* **Short problem**:
Count how many lines of the material below have the word "politics" and give only the number.

[start Extracted information]

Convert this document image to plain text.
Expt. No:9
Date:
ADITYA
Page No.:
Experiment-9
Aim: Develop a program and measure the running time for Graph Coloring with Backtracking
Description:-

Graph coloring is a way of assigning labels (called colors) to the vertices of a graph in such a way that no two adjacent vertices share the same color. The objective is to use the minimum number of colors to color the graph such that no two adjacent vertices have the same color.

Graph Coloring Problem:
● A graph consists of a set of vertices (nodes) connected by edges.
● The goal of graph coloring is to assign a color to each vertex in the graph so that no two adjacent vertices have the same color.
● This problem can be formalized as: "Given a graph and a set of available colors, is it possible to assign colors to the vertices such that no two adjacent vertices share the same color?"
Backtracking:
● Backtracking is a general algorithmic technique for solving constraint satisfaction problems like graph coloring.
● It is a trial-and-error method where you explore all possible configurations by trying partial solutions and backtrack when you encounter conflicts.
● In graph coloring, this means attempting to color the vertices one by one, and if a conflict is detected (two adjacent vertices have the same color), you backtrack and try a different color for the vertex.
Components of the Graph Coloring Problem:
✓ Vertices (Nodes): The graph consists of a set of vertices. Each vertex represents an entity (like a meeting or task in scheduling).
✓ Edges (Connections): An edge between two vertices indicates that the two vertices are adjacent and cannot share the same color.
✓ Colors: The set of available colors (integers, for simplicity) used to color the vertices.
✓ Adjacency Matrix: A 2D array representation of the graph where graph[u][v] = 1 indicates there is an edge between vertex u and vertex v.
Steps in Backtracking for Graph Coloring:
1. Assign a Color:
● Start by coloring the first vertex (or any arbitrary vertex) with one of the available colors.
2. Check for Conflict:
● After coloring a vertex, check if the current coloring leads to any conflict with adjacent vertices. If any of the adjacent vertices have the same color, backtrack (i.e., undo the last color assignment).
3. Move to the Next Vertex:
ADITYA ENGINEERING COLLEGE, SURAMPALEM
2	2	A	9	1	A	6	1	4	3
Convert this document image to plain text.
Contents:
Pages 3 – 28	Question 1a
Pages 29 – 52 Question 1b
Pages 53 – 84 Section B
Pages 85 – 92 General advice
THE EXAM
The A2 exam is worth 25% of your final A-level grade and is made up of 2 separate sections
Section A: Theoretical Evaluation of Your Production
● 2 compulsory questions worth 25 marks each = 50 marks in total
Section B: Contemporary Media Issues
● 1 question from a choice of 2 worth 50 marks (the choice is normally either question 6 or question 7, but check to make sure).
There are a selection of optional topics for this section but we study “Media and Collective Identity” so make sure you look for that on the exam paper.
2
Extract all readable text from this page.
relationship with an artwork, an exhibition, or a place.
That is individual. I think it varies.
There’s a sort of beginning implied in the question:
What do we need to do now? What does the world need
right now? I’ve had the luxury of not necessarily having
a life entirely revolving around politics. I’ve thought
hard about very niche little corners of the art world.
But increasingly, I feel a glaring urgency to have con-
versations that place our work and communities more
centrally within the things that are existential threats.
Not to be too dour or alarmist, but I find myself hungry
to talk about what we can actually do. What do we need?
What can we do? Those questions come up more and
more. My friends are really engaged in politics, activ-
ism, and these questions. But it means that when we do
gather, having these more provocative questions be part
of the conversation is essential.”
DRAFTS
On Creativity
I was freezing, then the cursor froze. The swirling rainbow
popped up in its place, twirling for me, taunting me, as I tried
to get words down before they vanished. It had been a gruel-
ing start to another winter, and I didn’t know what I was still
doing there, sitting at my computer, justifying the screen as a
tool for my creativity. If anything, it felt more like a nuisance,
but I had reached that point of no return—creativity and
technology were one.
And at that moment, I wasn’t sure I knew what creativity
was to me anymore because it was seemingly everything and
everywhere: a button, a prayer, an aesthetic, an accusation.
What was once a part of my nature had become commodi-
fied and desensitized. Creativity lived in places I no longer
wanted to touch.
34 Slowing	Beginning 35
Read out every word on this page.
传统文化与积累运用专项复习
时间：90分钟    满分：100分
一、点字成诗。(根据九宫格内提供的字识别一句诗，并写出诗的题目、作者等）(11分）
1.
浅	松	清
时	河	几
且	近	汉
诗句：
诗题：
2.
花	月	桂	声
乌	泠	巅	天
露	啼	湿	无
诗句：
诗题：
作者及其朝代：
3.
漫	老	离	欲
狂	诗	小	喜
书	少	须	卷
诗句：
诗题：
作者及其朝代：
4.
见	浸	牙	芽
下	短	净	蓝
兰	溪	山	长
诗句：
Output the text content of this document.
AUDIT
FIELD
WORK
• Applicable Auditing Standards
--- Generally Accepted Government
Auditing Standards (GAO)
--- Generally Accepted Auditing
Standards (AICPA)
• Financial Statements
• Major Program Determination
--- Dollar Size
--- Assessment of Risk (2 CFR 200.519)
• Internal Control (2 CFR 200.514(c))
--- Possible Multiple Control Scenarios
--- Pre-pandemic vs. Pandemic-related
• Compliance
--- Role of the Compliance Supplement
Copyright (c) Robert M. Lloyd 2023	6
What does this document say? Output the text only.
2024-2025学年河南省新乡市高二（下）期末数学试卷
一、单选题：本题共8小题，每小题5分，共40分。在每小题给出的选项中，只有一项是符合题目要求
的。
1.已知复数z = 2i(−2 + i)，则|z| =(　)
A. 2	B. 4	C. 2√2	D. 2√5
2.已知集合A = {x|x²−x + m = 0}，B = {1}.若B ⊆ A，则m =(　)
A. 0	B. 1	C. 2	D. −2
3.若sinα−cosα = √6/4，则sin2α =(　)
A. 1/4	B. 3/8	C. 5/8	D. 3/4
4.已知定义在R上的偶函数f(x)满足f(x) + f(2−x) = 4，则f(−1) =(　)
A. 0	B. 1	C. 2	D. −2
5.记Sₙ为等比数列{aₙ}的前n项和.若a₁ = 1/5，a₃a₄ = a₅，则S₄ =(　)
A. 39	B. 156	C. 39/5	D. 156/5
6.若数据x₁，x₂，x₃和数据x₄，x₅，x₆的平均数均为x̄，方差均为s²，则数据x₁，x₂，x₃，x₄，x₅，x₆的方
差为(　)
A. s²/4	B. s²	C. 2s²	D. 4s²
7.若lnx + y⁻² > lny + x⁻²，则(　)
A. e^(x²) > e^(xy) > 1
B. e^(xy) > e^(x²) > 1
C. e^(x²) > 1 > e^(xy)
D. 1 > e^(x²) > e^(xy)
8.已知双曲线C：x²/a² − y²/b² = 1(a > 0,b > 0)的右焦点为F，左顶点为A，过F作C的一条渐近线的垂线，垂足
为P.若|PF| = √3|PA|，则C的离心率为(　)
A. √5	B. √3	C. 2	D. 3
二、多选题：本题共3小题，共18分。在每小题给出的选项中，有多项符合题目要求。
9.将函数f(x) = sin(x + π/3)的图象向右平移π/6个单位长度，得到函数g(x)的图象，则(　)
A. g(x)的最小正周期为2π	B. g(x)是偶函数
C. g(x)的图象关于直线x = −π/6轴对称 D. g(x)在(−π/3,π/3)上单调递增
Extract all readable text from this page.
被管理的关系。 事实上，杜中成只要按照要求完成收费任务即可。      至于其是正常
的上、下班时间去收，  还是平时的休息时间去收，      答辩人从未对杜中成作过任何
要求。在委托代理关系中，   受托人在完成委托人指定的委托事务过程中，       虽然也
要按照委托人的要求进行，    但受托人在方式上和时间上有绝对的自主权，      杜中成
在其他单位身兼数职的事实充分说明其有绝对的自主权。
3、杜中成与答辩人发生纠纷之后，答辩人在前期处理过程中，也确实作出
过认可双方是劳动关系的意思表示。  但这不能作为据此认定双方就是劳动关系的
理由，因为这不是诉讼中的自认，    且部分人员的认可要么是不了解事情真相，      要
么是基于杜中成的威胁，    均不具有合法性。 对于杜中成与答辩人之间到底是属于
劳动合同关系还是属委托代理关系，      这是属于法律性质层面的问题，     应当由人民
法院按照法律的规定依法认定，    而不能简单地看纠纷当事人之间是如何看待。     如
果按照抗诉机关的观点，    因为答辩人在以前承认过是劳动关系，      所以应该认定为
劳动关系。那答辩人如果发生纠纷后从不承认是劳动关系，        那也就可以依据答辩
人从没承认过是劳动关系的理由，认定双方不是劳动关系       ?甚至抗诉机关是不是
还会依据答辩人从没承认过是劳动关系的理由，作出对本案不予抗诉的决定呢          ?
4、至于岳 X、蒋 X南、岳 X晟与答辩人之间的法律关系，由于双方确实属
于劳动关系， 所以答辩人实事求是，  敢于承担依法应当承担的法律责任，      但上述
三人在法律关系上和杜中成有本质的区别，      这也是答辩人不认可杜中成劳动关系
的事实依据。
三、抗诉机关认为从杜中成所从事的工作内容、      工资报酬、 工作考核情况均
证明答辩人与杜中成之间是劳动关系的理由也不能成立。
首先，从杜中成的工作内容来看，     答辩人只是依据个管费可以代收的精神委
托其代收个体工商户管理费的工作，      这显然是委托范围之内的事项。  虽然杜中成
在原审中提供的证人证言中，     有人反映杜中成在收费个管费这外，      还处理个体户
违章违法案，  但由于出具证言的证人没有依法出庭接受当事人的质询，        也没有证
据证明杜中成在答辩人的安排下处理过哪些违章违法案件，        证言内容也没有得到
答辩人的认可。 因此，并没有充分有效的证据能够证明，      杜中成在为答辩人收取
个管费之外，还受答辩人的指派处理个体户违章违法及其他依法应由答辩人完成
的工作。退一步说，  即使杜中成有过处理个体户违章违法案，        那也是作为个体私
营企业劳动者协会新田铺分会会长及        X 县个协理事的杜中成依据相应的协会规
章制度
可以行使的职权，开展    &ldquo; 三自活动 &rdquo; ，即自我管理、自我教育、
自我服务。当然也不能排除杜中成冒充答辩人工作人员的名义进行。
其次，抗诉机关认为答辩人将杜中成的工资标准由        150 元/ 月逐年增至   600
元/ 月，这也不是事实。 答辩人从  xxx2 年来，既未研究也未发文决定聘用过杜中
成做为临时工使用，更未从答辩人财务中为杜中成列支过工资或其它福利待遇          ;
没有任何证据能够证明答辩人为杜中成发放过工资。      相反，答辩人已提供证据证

[end Extracted information]

* **The output**:
2